**WHAT IS EXPECTED**: Copy out each line exactly as it appears.

**EXERCISE INPUTS**:
-----
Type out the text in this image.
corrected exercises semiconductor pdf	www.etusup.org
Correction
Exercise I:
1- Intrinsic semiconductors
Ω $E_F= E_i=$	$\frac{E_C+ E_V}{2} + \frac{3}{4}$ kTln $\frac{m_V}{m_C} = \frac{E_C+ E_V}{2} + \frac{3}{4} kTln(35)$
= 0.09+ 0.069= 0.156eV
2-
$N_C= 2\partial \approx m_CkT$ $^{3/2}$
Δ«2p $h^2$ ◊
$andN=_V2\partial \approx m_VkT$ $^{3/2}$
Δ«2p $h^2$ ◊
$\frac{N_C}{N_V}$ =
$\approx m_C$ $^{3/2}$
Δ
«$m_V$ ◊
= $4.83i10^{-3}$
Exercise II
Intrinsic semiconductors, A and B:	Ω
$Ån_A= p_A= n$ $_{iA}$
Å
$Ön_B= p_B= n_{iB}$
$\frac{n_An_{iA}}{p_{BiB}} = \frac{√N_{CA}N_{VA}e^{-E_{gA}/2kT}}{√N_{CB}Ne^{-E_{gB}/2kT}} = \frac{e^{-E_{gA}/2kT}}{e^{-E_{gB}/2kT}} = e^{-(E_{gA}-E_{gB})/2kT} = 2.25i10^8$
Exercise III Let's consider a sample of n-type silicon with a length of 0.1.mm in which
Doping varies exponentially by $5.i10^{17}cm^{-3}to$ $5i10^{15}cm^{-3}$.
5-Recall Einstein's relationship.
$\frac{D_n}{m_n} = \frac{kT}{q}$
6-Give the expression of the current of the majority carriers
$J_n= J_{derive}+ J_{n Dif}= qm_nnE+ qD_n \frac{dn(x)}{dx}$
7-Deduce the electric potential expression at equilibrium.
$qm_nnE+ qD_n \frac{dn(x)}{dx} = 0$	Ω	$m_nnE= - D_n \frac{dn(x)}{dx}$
-----
**THE RESULT**:
Type out the text in this image.
corrected exercises semiconductor pdf	www.etusup.org
Correction
Exercise I:
1- Intrinsic semiconductors
Ω $E_F= E_i=$	$\frac{E_C+ E_V}{2} + \frac{3}{4}$ kTln $\frac{m_V}{m_C} = \frac{E_C+ E_V}{2} + \frac{3}{4} kTln(35)$
= 0.09+ 0.069= 0.156eV
2-
$N_C= 2\partial \approx m_CkT$ $^{3/2}$
Δ«2p $h^2$ ◊
$andN=_V2\partial \approx m_VkT$ $^{3/2}$
Δ«2p $h^2$ ◊
$\frac{N_C}{N_V}$ =
$\approx m_C$ $^{3/2}$
Δ
«$m_V$ ◊
= $4.83i10^{-3}$
Exercise II
Intrinsic semiconductors, A and B:	Ω
$Ån_A= p_A= n$ $_{iA}$
Å
$Ön_B= p_B= n_{iB}$
$\frac{n_An_{iA}}{p_{BiB}} = \frac{√N_{CA}N_{VA}e^{-E_{gA}/2kT}}{√N_{CB}Ne^{-E_{gB}/2kT}} = \frac{e^{-E_{gA}/2kT}}{e^{-E_{gB}/2kT}} = e^{-(E_{gA}-E_{gB})/2kT} = 2.25i10^8$
Exercise III Let's consider a sample of n-type silicon with a length of 0.1.mm in which
Doping varies exponentially by $5.i10^{17}cm^{-3}to$ $5i10^{15}cm^{-3}$.
5-Recall Einstein's relationship.
$\frac{D_n}{m_n} = \frac{kT}{q}$
6-Give the expression of the current of the majority carriers
$J_n= J_{derive}+ J_{n Dif}= qm_nnE+ qD_n \frac{dn(x)}{dx}$
7-Deduce the electric potential expression at equilibrium.
$qm_nnE+ qD_n \frac{dn(x)}{dx} = 0$	Ω	$m_nnE= - D_n \frac{dn(x)}{dx}$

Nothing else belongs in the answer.